Data entries |

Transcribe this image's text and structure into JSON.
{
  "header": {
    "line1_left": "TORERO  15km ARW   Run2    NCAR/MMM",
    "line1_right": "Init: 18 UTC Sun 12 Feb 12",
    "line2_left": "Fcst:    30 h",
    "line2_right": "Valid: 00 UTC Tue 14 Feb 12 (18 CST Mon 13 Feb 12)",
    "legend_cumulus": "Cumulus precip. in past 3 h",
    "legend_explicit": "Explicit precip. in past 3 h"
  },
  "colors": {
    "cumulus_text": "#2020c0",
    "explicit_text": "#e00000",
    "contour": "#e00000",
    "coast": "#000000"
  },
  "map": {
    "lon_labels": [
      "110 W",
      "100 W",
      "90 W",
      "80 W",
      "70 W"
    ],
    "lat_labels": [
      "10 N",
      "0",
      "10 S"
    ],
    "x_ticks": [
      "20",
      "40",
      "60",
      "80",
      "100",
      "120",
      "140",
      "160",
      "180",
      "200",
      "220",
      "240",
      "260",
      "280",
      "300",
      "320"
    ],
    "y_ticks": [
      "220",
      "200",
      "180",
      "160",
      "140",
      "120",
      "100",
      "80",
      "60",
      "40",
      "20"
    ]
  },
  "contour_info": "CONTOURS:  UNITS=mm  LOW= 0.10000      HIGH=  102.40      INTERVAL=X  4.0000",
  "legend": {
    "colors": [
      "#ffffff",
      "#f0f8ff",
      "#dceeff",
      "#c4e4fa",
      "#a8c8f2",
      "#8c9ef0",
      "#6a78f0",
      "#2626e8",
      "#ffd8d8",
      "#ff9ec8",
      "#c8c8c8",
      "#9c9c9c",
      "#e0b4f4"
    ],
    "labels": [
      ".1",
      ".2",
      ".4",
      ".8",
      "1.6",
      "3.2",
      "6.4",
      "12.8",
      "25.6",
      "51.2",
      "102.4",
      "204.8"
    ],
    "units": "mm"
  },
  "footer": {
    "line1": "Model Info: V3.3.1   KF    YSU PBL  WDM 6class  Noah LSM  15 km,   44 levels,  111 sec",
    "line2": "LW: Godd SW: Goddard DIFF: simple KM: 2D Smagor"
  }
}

BRIEF |
Return the full listing, character for character.

TASK ANSWER |
Transcribe this image's text and structure into JSON.
{
  "header": {
    "line1_left": "TORERO  15km ARW   Run2    NCAR/MMM",
    "line1_right": "Init: 18 UTC Sun 12 Feb 12",
    "line2_left": "Fcst:    30 h",
    "line2_right": "Valid: 00 UTC Tue 14 Feb 12 (18 CST Mon 13 Feb 12)",
    "legend_cumulus": "Cumulus precip. in past 3 h",
    "legend_explicit": "Explicit precip. in past 3 h"
  },
  "colors": {
    "cumulus_text": "#2020c0",
    "explicit_text": "#e00000",
    "contour": "#e00000",
    "coast": "#000000"
  },
  "map": {
    "lon_labels": [
      "110 W",
      "100 W",
      "90 W",
      "80 W",
      "70 W"
    ],
    "lat_labels": [
      "10 N",
      "0",
      "10 S"
    ],
    "x_ticks": [
      "20",
      "40",
      "60",
      "80",
      "100",
      "120",
      "140",
      "160",
      "180",
      "200",
      "220",
      "240",
      "260",
      "280",
      "300",
      "320"
    ],
    "y_ticks": [
      "220",
      "200",
      "180",
      "160",
      "140",
      "120",
      "100",
      "80",
      "60",
      "40",
      "20"
    ]
  },
  "contour_info": "CONTOURS:  UNITS=mm  LOW= 0.10000      HIGH=  102.40      INTERVAL=X  4.0000",
  "legend": {
    "colors": [
      "#ffffff",
      "#f0f8ff",
      "#dceeff",
      "#c4e4fa",
      "#a8c8f2",
      "#8c9ef0",
      "#6a78f0",
      "#2626e8",
      "#ffd8d8",
      "#ff9ec8",
      "#c8c8c8",
      "#9c9c9c",
      "#e0b4f4"
    ],
    "labels": [
      ".1",
      ".2",
      ".4",
      ".8",
      "1.6",
      "3.2",
      "6.4",
      "12.8",
      "25.6",
      "51.2",
      "102.4",
      "204.8"
    ],
    "units": "mm"
  },
  "footer": {
    "line1": "Model Info: V3.3.1   KF    YSU PBL  WDM 6class  Noah LSM  15 km,   44 levels,  111 sec",
    "line2": "LW: Godd SW: Goddard DIFF: simple KM: 2D Smagor"
  }
}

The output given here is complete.